--- RECORDED DATA ---
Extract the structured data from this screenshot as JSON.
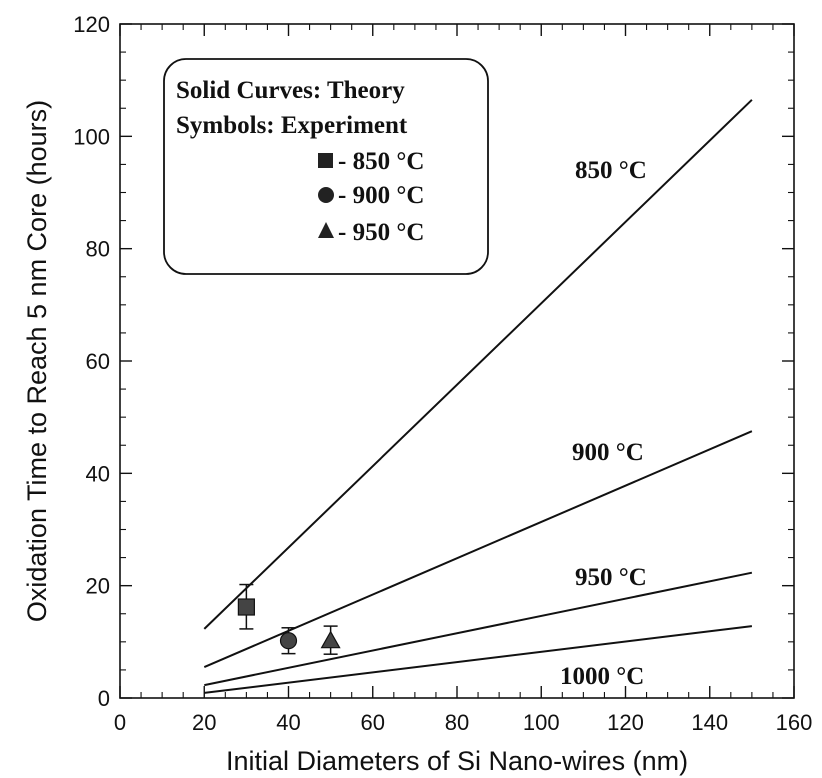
{
  "chart_data": {
    "type": "line",
    "xlabel": "Initial Diameters of Si Nano-wires  (nm)",
    "ylabel": "Oxidation Time to Reach 5 nm Core  (hours)",
    "xlim": [
      0,
      160
    ],
    "ylim": [
      0,
      120
    ],
    "x_ticks": [
      0,
      20,
      40,
      60,
      80,
      100,
      120,
      140,
      160
    ],
    "y_ticks": [
      0,
      20,
      40,
      60,
      80,
      100,
      120
    ],
    "grid": false,
    "legend": {
      "placement": "top-left",
      "line1": "Solid Curves:  Theory",
      "line2": "Symbols:  Experiment",
      "entries": [
        {
          "marker": "square",
          "label": "- 850 °C"
        },
        {
          "marker": "circle",
          "label": "- 900 °C"
        },
        {
          "marker": "triangle",
          "label": "- 950 °C"
        }
      ]
    },
    "series": [
      {
        "name": "850 °C",
        "x": [
          20,
          150
        ],
        "y": [
          12.3,
          106.5
        ]
      },
      {
        "name": "900 °C",
        "x": [
          20,
          150
        ],
        "y": [
          5.5,
          47.5
        ]
      },
      {
        "name": "950 °C",
        "x": [
          20,
          150
        ],
        "y": [
          2.3,
          22.3
        ]
      },
      {
        "name": "1000 °C",
        "x": [
          20,
          150
        ],
        "y": [
          0.9,
          12.8
        ]
      }
    ],
    "experiment": [
      {
        "marker": "square",
        "x": 30,
        "y": 16.2,
        "err_low": 12.3,
        "err_high": 20.2
      },
      {
        "marker": "circle",
        "x": 40,
        "y": 10.2,
        "err_low": 7.9,
        "err_high": 12.5
      },
      {
        "marker": "triangle",
        "x": 50,
        "y": 10.2,
        "err_low": 7.8,
        "err_high": 12.8
      }
    ]
  }
}
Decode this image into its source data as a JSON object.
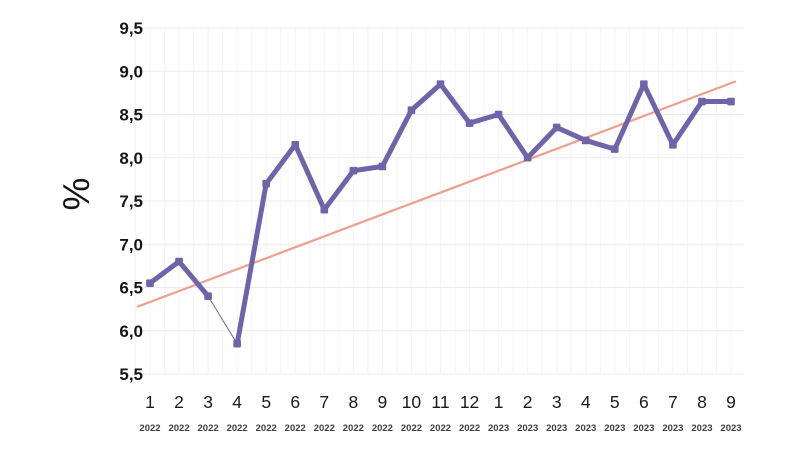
{
  "page": {
    "background": "#ffffff"
  },
  "chart_data": {
    "type": "line",
    "title": "",
    "ylabel": "%",
    "xlabel": "",
    "ylim": [
      5.5,
      9.5
    ],
    "y_tick_step": 0.5,
    "y_tick_labels": [
      "5,5",
      "6,0",
      "6,5",
      "7,0",
      "7,5",
      "8,0",
      "8,5",
      "9,0",
      "9,5"
    ],
    "decimal_separator": ",",
    "grid": true,
    "legend": "none",
    "categories": [
      {
        "month": "1",
        "year": "2022"
      },
      {
        "month": "2",
        "year": "2022"
      },
      {
        "month": "3",
        "year": "2022"
      },
      {
        "month": "4",
        "year": "2022"
      },
      {
        "month": "5",
        "year": "2022"
      },
      {
        "month": "6",
        "year": "2022"
      },
      {
        "month": "7",
        "year": "2022"
      },
      {
        "month": "8",
        "year": "2022"
      },
      {
        "month": "9",
        "year": "2022"
      },
      {
        "month": "10",
        "year": "2022"
      },
      {
        "month": "11",
        "year": "2022"
      },
      {
        "month": "12",
        "year": "2022"
      },
      {
        "month": "1",
        "year": "2023"
      },
      {
        "month": "2",
        "year": "2023"
      },
      {
        "month": "3",
        "year": "2023"
      },
      {
        "month": "4",
        "year": "2023"
      },
      {
        "month": "5",
        "year": "2023"
      },
      {
        "month": "6",
        "year": "2023"
      },
      {
        "month": "7",
        "year": "2023"
      },
      {
        "month": "8",
        "year": "2023"
      },
      {
        "month": "9",
        "year": "2023"
      }
    ],
    "series": [
      {
        "name": "monthly-percentage",
        "color": "#6f63a9",
        "marker": "square",
        "values": [
          6.55,
          6.8,
          6.4,
          5.85,
          7.7,
          8.15,
          7.4,
          7.85,
          7.9,
          8.55,
          8.85,
          8.4,
          8.5,
          8.0,
          8.35,
          8.2,
          8.1,
          8.85,
          8.15,
          8.65,
          8.65
        ]
      }
    ],
    "trend": {
      "name": "trend-line",
      "color": "#ec9f90",
      "start_value": 6.28,
      "end_value": 8.88
    },
    "connector_segment": {
      "from_index": 2,
      "to_index": 3,
      "color": "#707070",
      "width": 1
    },
    "colors": {
      "series": "#6f63a9",
      "trend": "#ec9f90",
      "grid_horizontal": "#ebebeb",
      "grid_vertical": "#f4f4f4",
      "text": "#161616",
      "year_text": "#3f3f3f"
    }
  }
}
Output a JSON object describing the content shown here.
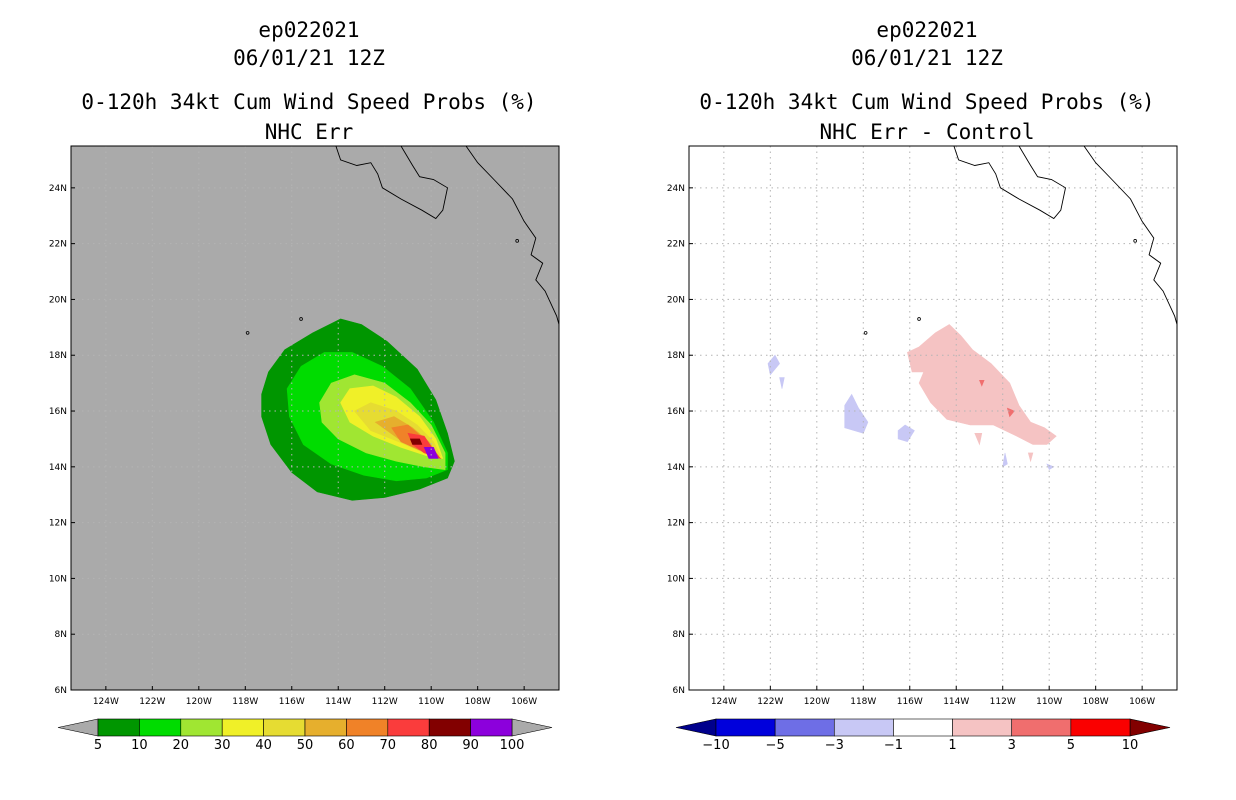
{
  "chart_data": [
    {
      "type": "heatmap",
      "panel": "left",
      "title_lines": [
        "ep022021",
        "06/01/21 12Z",
        "0-120h 34kt Cum Wind Speed Probs (%)",
        "NHC Err"
      ],
      "xlim": [
        -125.5,
        -104.5
      ],
      "ylim": [
        6,
        25.5
      ],
      "xticks": [
        -124,
        -122,
        -120,
        -118,
        -116,
        -114,
        -112,
        -110,
        -108,
        -106
      ],
      "xtick_labels": [
        "124W",
        "122W",
        "120W",
        "118W",
        "116W",
        "114W",
        "112W",
        "110W",
        "108W",
        "106W"
      ],
      "yticks": [
        6,
        8,
        10,
        12,
        14,
        16,
        18,
        20,
        22,
        24
      ],
      "ytick_labels": [
        "6N",
        "8N",
        "10N",
        "12N",
        "14N",
        "16N",
        "18N",
        "20N",
        "22N",
        "24N"
      ],
      "background": "#aaaaaa",
      "colorbar": {
        "levels": [
          "5",
          "10",
          "20",
          "30",
          "40",
          "50",
          "60",
          "70",
          "80",
          "90",
          "100"
        ],
        "colors": [
          "#009600",
          "#00dc00",
          "#a0e632",
          "#f0f028",
          "#e6dc32",
          "#e6af2d",
          "#f08228",
          "#fa3c3c",
          "#820000",
          "#8c00dc"
        ],
        "under_color": "#aaaaaa",
        "over_color": "#aaaaaa"
      },
      "contours": [
        {
          "level": 5,
          "color": "#009600",
          "points": [
            [
              -117.3,
              16.6
            ],
            [
              -117,
              17.4
            ],
            [
              -116.3,
              18.2
            ],
            [
              -115.1,
              18.8
            ],
            [
              -113.9,
              19.3
            ],
            [
              -113,
              19.1
            ],
            [
              -111.9,
              18.5
            ],
            [
              -110.6,
              17.5
            ],
            [
              -109.8,
              16.4
            ],
            [
              -109.3,
              15.2
            ],
            [
              -109,
              14.2
            ],
            [
              -109.3,
              13.6
            ],
            [
              -110.5,
              13.2
            ],
            [
              -112,
              12.9
            ],
            [
              -113.4,
              12.8
            ],
            [
              -114.9,
              13.1
            ],
            [
              -116,
              13.8
            ],
            [
              -116.9,
              14.8
            ],
            [
              -117.3,
              15.8
            ]
          ]
        },
        {
          "level": 10,
          "color": "#00dc00",
          "points": [
            [
              -116.2,
              16.8
            ],
            [
              -115.6,
              17.6
            ],
            [
              -114.6,
              18.1
            ],
            [
              -113.4,
              18.1
            ],
            [
              -112.1,
              17.6
            ],
            [
              -110.9,
              16.8
            ],
            [
              -109.9,
              15.6
            ],
            [
              -109.3,
              14.5
            ],
            [
              -109.3,
              13.9
            ],
            [
              -110.2,
              13.6
            ],
            [
              -111.5,
              13.5
            ],
            [
              -112.9,
              13.7
            ],
            [
              -114.3,
              14.1
            ],
            [
              -115.5,
              14.8
            ],
            [
              -116.1,
              15.8
            ]
          ]
        },
        {
          "level": 20,
          "color": "#a0e632",
          "points": [
            [
              -114.8,
              16.3
            ],
            [
              -114.3,
              17
            ],
            [
              -113.3,
              17.3
            ],
            [
              -112,
              17
            ],
            [
              -110.9,
              16.3
            ],
            [
              -110,
              15.5
            ],
            [
              -109.4,
              14.5
            ],
            [
              -109.4,
              13.9
            ],
            [
              -110.3,
              14
            ],
            [
              -111.5,
              14.2
            ],
            [
              -112.8,
              14.5
            ],
            [
              -114,
              15
            ],
            [
              -114.7,
              15.6
            ]
          ]
        },
        {
          "level": 30,
          "color": "#f0f028",
          "points": [
            [
              -113.9,
              16.3
            ],
            [
              -113.5,
              16.8
            ],
            [
              -112.5,
              16.9
            ],
            [
              -111.5,
              16.5
            ],
            [
              -110.5,
              15.8
            ],
            [
              -109.8,
              15
            ],
            [
              -109.5,
              14.3
            ],
            [
              -110.2,
              14.4
            ],
            [
              -111.3,
              14.7
            ],
            [
              -112.5,
              15.1
            ],
            [
              -113.5,
              15.6
            ]
          ]
        },
        {
          "level": 40,
          "color": "#e6dc32",
          "points": [
            [
              -113.3,
              16
            ],
            [
              -112.6,
              16.3
            ],
            [
              -111.5,
              16
            ],
            [
              -110.6,
              15.5
            ],
            [
              -109.9,
              14.9
            ],
            [
              -109.6,
              14.4
            ],
            [
              -110.3,
              14.5
            ],
            [
              -111.4,
              14.9
            ],
            [
              -112.6,
              15.3
            ]
          ]
        },
        {
          "level": 50,
          "color": "#e6af2d",
          "points": [
            [
              -112.4,
              15.6
            ],
            [
              -111.6,
              15.8
            ],
            [
              -110.8,
              15.4
            ],
            [
              -110.1,
              14.9
            ],
            [
              -109.7,
              14.4
            ],
            [
              -110.4,
              14.6
            ],
            [
              -111.4,
              15
            ]
          ]
        },
        {
          "level": 60,
          "color": "#f08228",
          "points": [
            [
              -111.7,
              15.4
            ],
            [
              -111,
              15.5
            ],
            [
              -110.3,
              15
            ],
            [
              -109.8,
              14.5
            ],
            [
              -110.5,
              14.6
            ],
            [
              -111.3,
              14.9
            ]
          ]
        },
        {
          "level": 70,
          "color": "#fa3c3c",
          "points": [
            [
              -111,
              15.2
            ],
            [
              -110.3,
              15.1
            ],
            [
              -109.9,
              14.6
            ],
            [
              -109.6,
              14.3
            ],
            [
              -110.3,
              14.5
            ],
            [
              -110.8,
              14.8
            ]
          ]
        },
        {
          "level": 80,
          "color": "#820000",
          "points": [
            [
              -110.9,
              15
            ],
            [
              -110.5,
              15
            ],
            [
              -110.4,
              14.8
            ],
            [
              -110.8,
              14.8
            ]
          ]
        },
        {
          "level": 90,
          "color": "#8c00dc",
          "points": [
            [
              -110.3,
              14.7
            ],
            [
              -109.9,
              14.7
            ],
            [
              -109.7,
              14.3
            ],
            [
              -110.1,
              14.3
            ]
          ]
        }
      ]
    },
    {
      "type": "heatmap",
      "panel": "right",
      "title_lines": [
        "ep022021",
        "06/01/21 12Z",
        "0-120h 34kt Cum Wind Speed Probs (%)",
        "NHC Err - Control"
      ],
      "xlim": [
        -125.5,
        -104.5
      ],
      "ylim": [
        6,
        25.5
      ],
      "xticks": [
        -124,
        -122,
        -120,
        -118,
        -116,
        -114,
        -112,
        -110,
        -108,
        -106
      ],
      "xtick_labels": [
        "124W",
        "122W",
        "120W",
        "118W",
        "116W",
        "114W",
        "112W",
        "110W",
        "108W",
        "106W"
      ],
      "yticks": [
        6,
        8,
        10,
        12,
        14,
        16,
        18,
        20,
        22,
        24
      ],
      "ytick_labels": [
        "6N",
        "8N",
        "10N",
        "12N",
        "14N",
        "16N",
        "18N",
        "20N",
        "22N",
        "24N"
      ],
      "background": "#ffffff",
      "colorbar": {
        "levels": [
          "-10",
          "-5",
          "-3",
          "-1",
          "1",
          "3",
          "5",
          "10"
        ],
        "colors": [
          "#0000dc",
          "#6e6ee6",
          "#c8c8f5",
          "#ffffff",
          "#f5c3c3",
          "#f06e6e",
          "#fa0000"
        ],
        "under_color": "#00008c",
        "over_color": "#820000"
      },
      "contours": [
        {
          "level": 1,
          "color": "#f5c3c3",
          "points": [
            [
              -116.1,
              18.1
            ],
            [
              -115.6,
              18.3
            ],
            [
              -114.9,
              18.8
            ],
            [
              -114.3,
              19.1
            ],
            [
              -113.8,
              18.7
            ],
            [
              -113.3,
              18.2
            ],
            [
              -112.5,
              17.7
            ],
            [
              -111.7,
              17
            ],
            [
              -111.3,
              16.2
            ],
            [
              -110.8,
              15.6
            ],
            [
              -110.2,
              15.4
            ],
            [
              -109.7,
              15.1
            ],
            [
              -110.1,
              14.8
            ],
            [
              -110.7,
              14.8
            ],
            [
              -111.4,
              15.1
            ],
            [
              -112.4,
              15.5
            ],
            [
              -113.4,
              15.5
            ],
            [
              -114.4,
              15.7
            ],
            [
              -115.1,
              16.3
            ],
            [
              -115.6,
              17
            ],
            [
              -115.4,
              17.4
            ],
            [
              -115.9,
              17.4
            ]
          ]
        },
        {
          "level": 1,
          "color": "#f5c3c3",
          "points": [
            [
              -113.2,
              15.2
            ],
            [
              -112.9,
              15.2
            ],
            [
              -113,
              14.8
            ]
          ]
        },
        {
          "level": 1,
          "color": "#f5c3c3",
          "points": [
            [
              -110.9,
              14.5
            ],
            [
              -110.7,
              14.5
            ],
            [
              -110.8,
              14.2
            ]
          ]
        },
        {
          "level": 3,
          "color": "#f06e6e",
          "points": [
            [
              -113,
              17.1
            ],
            [
              -112.8,
              17.1
            ],
            [
              -112.9,
              16.9
            ]
          ]
        },
        {
          "level": 3,
          "color": "#f06e6e",
          "points": [
            [
              -111.8,
              16.1
            ],
            [
              -111.5,
              16
            ],
            [
              -111.7,
              15.8
            ]
          ]
        },
        {
          "level": -1,
          "color": "#c8c8f5",
          "points": [
            [
              -122.1,
              17.7
            ],
            [
              -121.8,
              18
            ],
            [
              -121.6,
              17.7
            ],
            [
              -122,
              17.3
            ]
          ]
        },
        {
          "level": -1,
          "color": "#c8c8f5",
          "points": [
            [
              -121.6,
              17.2
            ],
            [
              -121.4,
              17.2
            ],
            [
              -121.5,
              16.8
            ]
          ]
        },
        {
          "level": -1,
          "color": "#c8c8f5",
          "points": [
            [
              -118.8,
              16.2
            ],
            [
              -118.5,
              16.6
            ],
            [
              -118.2,
              16.1
            ],
            [
              -117.8,
              15.6
            ],
            [
              -118,
              15.2
            ],
            [
              -118.8,
              15.4
            ]
          ]
        },
        {
          "level": -1,
          "color": "#c8c8f5",
          "points": [
            [
              -116.5,
              15.3
            ],
            [
              -116.2,
              15.5
            ],
            [
              -115.8,
              15.3
            ],
            [
              -116.1,
              14.9
            ],
            [
              -116.5,
              15
            ]
          ]
        },
        {
          "level": -1,
          "color": "#c8c8f5",
          "points": [
            [
              -111.9,
              14.5
            ],
            [
              -111.8,
              14.1
            ],
            [
              -112,
              14
            ]
          ]
        },
        {
          "level": -1,
          "color": "#c8c8f5",
          "points": [
            [
              -110.1,
              14.1
            ],
            [
              -109.8,
              14
            ],
            [
              -110,
              13.9
            ]
          ]
        }
      ]
    }
  ],
  "coastline": [
    [
      -114.1,
      25.5
    ],
    [
      -113.9,
      25
    ],
    [
      -113.2,
      24.8
    ],
    [
      -112.6,
      24.9
    ],
    [
      -112.3,
      24.5
    ],
    [
      -112.1,
      24
    ],
    [
      -111.3,
      23.6
    ],
    [
      -110.4,
      23.2
    ],
    [
      -109.8,
      22.9
    ],
    [
      -109.5,
      23.2
    ],
    [
      -109.3,
      24
    ],
    [
      -109.9,
      24.3
    ],
    [
      -110.5,
      24.4
    ],
    [
      -110.8,
      24.8
    ],
    [
      -111.3,
      25.5
    ]
  ],
  "mainland": [
    [
      -108.5,
      25.5
    ],
    [
      -108,
      24.9
    ],
    [
      -107.3,
      24.3
    ],
    [
      -106.5,
      23.6
    ],
    [
      -106,
      22.8
    ],
    [
      -105.5,
      22.2
    ],
    [
      -105.7,
      21.6
    ],
    [
      -105.2,
      21.3
    ],
    [
      -105.5,
      20.7
    ],
    [
      -105.1,
      20.3
    ],
    [
      -104.6,
      19.4
    ],
    [
      -104.5,
      19.1
    ]
  ]
}
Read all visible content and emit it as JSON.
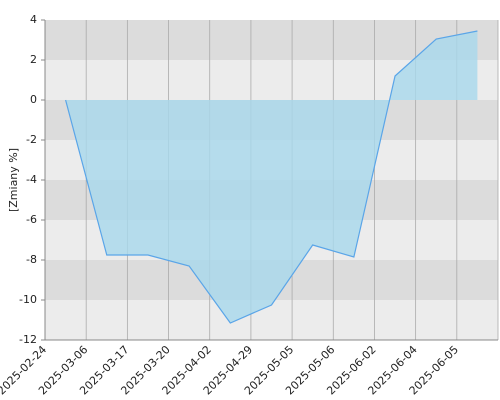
{
  "chart_data": {
    "type": "area",
    "y_label": "[Zmiany %]",
    "categories": [
      "2025-02-24",
      "2025-03-06",
      "2025-03-17",
      "2025-03-20",
      "2025-04-02",
      "2025-04-29",
      "2025-05-05",
      "2025-05-06",
      "2025-06-02",
      "2025-06-04",
      "2025-06-05"
    ],
    "values": [
      0,
      -7.75,
      -7.75,
      -8.3,
      -11.15,
      -10.25,
      -7.25,
      -7.85,
      1.2,
      3.05,
      3.45
    ],
    "color": "#5aa5e8",
    "fill": "#a8d8ec",
    "ylim": [
      -12,
      4
    ],
    "yticks": [
      -12,
      -10,
      -8,
      -6,
      -4,
      -2,
      0,
      2,
      4
    ],
    "grid": true
  }
}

--- TASK REQUIREMENTS ---
From the material, report only how many lines include the word "aaaaaa".

--- REPLY TO THE EXERCISE ---
3